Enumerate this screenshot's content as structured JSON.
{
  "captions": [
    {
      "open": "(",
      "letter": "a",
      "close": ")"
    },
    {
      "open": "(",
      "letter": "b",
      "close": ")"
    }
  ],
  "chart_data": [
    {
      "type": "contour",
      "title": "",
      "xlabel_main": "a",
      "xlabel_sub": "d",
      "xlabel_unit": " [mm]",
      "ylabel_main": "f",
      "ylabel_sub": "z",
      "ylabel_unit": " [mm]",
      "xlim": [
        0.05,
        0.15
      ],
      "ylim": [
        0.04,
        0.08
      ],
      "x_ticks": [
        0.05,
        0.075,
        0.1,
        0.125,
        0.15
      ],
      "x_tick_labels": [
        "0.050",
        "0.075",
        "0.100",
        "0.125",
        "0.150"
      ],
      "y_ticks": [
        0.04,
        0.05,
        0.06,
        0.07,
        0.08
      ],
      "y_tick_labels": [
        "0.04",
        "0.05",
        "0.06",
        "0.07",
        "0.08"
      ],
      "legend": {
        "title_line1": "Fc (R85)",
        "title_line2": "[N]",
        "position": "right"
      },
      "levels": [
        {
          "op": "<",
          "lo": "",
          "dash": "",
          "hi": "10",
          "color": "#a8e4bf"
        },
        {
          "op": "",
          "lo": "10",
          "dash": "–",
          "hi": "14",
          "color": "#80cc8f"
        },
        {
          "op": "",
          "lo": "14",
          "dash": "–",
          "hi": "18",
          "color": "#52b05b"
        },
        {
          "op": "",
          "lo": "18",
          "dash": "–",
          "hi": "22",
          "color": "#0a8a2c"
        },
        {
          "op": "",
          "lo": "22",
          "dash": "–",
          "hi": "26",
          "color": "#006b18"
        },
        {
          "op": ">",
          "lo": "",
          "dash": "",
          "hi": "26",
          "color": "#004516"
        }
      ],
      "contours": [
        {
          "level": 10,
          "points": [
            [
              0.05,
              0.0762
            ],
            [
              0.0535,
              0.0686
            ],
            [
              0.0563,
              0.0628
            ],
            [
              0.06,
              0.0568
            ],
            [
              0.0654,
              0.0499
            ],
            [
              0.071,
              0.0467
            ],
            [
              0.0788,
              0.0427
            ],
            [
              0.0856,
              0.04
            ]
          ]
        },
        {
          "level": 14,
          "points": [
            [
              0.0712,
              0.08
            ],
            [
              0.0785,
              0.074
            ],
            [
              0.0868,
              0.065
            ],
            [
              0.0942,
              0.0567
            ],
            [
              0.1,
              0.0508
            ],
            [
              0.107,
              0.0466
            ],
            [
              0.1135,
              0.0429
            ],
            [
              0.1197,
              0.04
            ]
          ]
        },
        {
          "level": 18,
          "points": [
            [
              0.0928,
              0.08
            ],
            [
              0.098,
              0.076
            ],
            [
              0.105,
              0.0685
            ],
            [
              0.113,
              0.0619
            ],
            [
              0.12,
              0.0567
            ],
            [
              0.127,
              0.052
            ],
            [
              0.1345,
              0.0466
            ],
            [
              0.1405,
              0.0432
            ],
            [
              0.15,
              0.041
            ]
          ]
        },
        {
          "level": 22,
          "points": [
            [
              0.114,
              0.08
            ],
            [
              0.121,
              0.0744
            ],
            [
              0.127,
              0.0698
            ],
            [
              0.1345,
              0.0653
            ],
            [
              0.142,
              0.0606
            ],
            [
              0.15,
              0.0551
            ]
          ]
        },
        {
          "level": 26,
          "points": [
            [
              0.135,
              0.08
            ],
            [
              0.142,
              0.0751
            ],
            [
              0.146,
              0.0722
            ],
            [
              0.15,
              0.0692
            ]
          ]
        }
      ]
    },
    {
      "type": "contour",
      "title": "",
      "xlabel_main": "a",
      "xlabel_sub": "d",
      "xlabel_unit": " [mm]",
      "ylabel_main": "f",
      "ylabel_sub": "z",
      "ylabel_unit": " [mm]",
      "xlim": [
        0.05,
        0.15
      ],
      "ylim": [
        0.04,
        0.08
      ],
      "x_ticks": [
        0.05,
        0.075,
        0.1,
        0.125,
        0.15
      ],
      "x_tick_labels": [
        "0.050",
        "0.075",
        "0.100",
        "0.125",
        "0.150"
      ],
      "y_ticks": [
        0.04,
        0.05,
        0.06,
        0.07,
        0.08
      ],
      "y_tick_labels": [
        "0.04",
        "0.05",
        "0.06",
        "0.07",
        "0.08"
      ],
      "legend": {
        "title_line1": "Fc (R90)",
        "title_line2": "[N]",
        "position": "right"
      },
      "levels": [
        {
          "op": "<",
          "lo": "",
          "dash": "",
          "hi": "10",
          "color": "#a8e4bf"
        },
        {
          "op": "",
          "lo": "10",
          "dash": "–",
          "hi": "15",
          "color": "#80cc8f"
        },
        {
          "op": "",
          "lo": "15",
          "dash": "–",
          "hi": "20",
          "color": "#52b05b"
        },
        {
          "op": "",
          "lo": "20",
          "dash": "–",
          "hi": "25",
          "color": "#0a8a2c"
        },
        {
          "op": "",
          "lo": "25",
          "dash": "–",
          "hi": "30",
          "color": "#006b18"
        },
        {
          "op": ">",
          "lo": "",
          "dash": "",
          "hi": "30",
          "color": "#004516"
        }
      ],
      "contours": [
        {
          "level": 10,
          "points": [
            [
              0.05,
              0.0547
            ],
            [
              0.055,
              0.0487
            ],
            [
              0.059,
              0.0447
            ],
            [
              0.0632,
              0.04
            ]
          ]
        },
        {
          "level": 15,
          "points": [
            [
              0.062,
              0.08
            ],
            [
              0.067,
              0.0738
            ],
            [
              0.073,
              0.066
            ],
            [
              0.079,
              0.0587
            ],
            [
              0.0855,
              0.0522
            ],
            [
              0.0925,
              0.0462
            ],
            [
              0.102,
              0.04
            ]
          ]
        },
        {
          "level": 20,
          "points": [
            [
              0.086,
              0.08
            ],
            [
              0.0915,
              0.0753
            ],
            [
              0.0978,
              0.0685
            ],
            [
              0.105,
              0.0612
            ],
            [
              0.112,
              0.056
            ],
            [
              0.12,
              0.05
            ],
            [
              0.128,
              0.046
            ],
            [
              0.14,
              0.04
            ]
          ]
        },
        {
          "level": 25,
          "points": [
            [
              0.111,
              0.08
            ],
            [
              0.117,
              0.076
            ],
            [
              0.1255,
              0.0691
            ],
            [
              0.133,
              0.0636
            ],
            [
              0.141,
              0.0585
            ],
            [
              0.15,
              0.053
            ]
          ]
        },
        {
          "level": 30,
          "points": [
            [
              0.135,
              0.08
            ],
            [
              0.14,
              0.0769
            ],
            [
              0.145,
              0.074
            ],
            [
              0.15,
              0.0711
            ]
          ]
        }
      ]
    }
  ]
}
━━━
Task brief
The records above must be output exactly, in full.

Response for this exercise
Enumerate this screenshot's content as structured JSON.
{
  "captions": [
    {
      "open": "(",
      "letter": "a",
      "close": ")"
    },
    {
      "open": "(",
      "letter": "b",
      "close": ")"
    }
  ],
  "chart_data": [
    {
      "type": "contour",
      "title": "",
      "xlabel_main": "a",
      "xlabel_sub": "d",
      "xlabel_unit": " [mm]",
      "ylabel_main": "f",
      "ylabel_sub": "z",
      "ylabel_unit": " [mm]",
      "xlim": [
        0.05,
        0.15
      ],
      "ylim": [
        0.04,
        0.08
      ],
      "x_ticks": [
        0.05,
        0.075,
        0.1,
        0.125,
        0.15
      ],
      "x_tick_labels": [
        "0.050",
        "0.075",
        "0.100",
        "0.125",
        "0.150"
      ],
      "y_ticks": [
        0.04,
        0.05,
        0.06,
        0.07,
        0.08
      ],
      "y_tick_labels": [
        "0.04",
        "0.05",
        "0.06",
        "0.07",
        "0.08"
      ],
      "legend": {
        "title_line1": "Fc (R85)",
        "title_line2": "[N]",
        "position": "right"
      },
      "levels": [
        {
          "op": "<",
          "lo": "",
          "dash": "",
          "hi": "10",
          "color": "#a8e4bf"
        },
        {
          "op": "",
          "lo": "10",
          "dash": "–",
          "hi": "14",
          "color": "#80cc8f"
        },
        {
          "op": "",
          "lo": "14",
          "dash": "–",
          "hi": "18",
          "color": "#52b05b"
        },
        {
          "op": "",
          "lo": "18",
          "dash": "–",
          "hi": "22",
          "color": "#0a8a2c"
        },
        {
          "op": "",
          "lo": "22",
          "dash": "–",
          "hi": "26",
          "color": "#006b18"
        },
        {
          "op": ">",
          "lo": "",
          "dash": "",
          "hi": "26",
          "color": "#004516"
        }
      ],
      "contours": [
        {
          "level": 10,
          "points": [
            [
              0.05,
              0.0762
            ],
            [
              0.0535,
              0.0686
            ],
            [
              0.0563,
              0.0628
            ],
            [
              0.06,
              0.0568
            ],
            [
              0.0654,
              0.0499
            ],
            [
              0.071,
              0.0467
            ],
            [
              0.0788,
              0.0427
            ],
            [
              0.0856,
              0.04
            ]
          ]
        },
        {
          "level": 14,
          "points": [
            [
              0.0712,
              0.08
            ],
            [
              0.0785,
              0.074
            ],
            [
              0.0868,
              0.065
            ],
            [
              0.0942,
              0.0567
            ],
            [
              0.1,
              0.0508
            ],
            [
              0.107,
              0.0466
            ],
            [
              0.1135,
              0.0429
            ],
            [
              0.1197,
              0.04
            ]
          ]
        },
        {
          "level": 18,
          "points": [
            [
              0.0928,
              0.08
            ],
            [
              0.098,
              0.076
            ],
            [
              0.105,
              0.0685
            ],
            [
              0.113,
              0.0619
            ],
            [
              0.12,
              0.0567
            ],
            [
              0.127,
              0.052
            ],
            [
              0.1345,
              0.0466
            ],
            [
              0.1405,
              0.0432
            ],
            [
              0.15,
              0.041
            ]
          ]
        },
        {
          "level": 22,
          "points": [
            [
              0.114,
              0.08
            ],
            [
              0.121,
              0.0744
            ],
            [
              0.127,
              0.0698
            ],
            [
              0.1345,
              0.0653
            ],
            [
              0.142,
              0.0606
            ],
            [
              0.15,
              0.0551
            ]
          ]
        },
        {
          "level": 26,
          "points": [
            [
              0.135,
              0.08
            ],
            [
              0.142,
              0.0751
            ],
            [
              0.146,
              0.0722
            ],
            [
              0.15,
              0.0692
            ]
          ]
        }
      ]
    },
    {
      "type": "contour",
      "title": "",
      "xlabel_main": "a",
      "xlabel_sub": "d",
      "xlabel_unit": " [mm]",
      "ylabel_main": "f",
      "ylabel_sub": "z",
      "ylabel_unit": " [mm]",
      "xlim": [
        0.05,
        0.15
      ],
      "ylim": [
        0.04,
        0.08
      ],
      "x_ticks": [
        0.05,
        0.075,
        0.1,
        0.125,
        0.15
      ],
      "x_tick_labels": [
        "0.050",
        "0.075",
        "0.100",
        "0.125",
        "0.150"
      ],
      "y_ticks": [
        0.04,
        0.05,
        0.06,
        0.07,
        0.08
      ],
      "y_tick_labels": [
        "0.04",
        "0.05",
        "0.06",
        "0.07",
        "0.08"
      ],
      "legend": {
        "title_line1": "Fc (R90)",
        "title_line2": "[N]",
        "position": "right"
      },
      "levels": [
        {
          "op": "<",
          "lo": "",
          "dash": "",
          "hi": "10",
          "color": "#a8e4bf"
        },
        {
          "op": "",
          "lo": "10",
          "dash": "–",
          "hi": "15",
          "color": "#80cc8f"
        },
        {
          "op": "",
          "lo": "15",
          "dash": "–",
          "hi": "20",
          "color": "#52b05b"
        },
        {
          "op": "",
          "lo": "20",
          "dash": "–",
          "hi": "25",
          "color": "#0a8a2c"
        },
        {
          "op": "",
          "lo": "25",
          "dash": "–",
          "hi": "30",
          "color": "#006b18"
        },
        {
          "op": ">",
          "lo": "",
          "dash": "",
          "hi": "30",
          "color": "#004516"
        }
      ],
      "contours": [
        {
          "level": 10,
          "points": [
            [
              0.05,
              0.0547
            ],
            [
              0.055,
              0.0487
            ],
            [
              0.059,
              0.0447
            ],
            [
              0.0632,
              0.04
            ]
          ]
        },
        {
          "level": 15,
          "points": [
            [
              0.062,
              0.08
            ],
            [
              0.067,
              0.0738
            ],
            [
              0.073,
              0.066
            ],
            [
              0.079,
              0.0587
            ],
            [
              0.0855,
              0.0522
            ],
            [
              0.0925,
              0.0462
            ],
            [
              0.102,
              0.04
            ]
          ]
        },
        {
          "level": 20,
          "points": [
            [
              0.086,
              0.08
            ],
            [
              0.0915,
              0.0753
            ],
            [
              0.0978,
              0.0685
            ],
            [
              0.105,
              0.0612
            ],
            [
              0.112,
              0.056
            ],
            [
              0.12,
              0.05
            ],
            [
              0.128,
              0.046
            ],
            [
              0.14,
              0.04
            ]
          ]
        },
        {
          "level": 25,
          "points": [
            [
              0.111,
              0.08
            ],
            [
              0.117,
              0.076
            ],
            [
              0.1255,
              0.0691
            ],
            [
              0.133,
              0.0636
            ],
            [
              0.141,
              0.0585
            ],
            [
              0.15,
              0.053
            ]
          ]
        },
        {
          "level": 30,
          "points": [
            [
              0.135,
              0.08
            ],
            [
              0.14,
              0.0769
            ],
            [
              0.145,
              0.074
            ],
            [
              0.15,
              0.0711
            ]
          ]
        }
      ]
    }
  ]
}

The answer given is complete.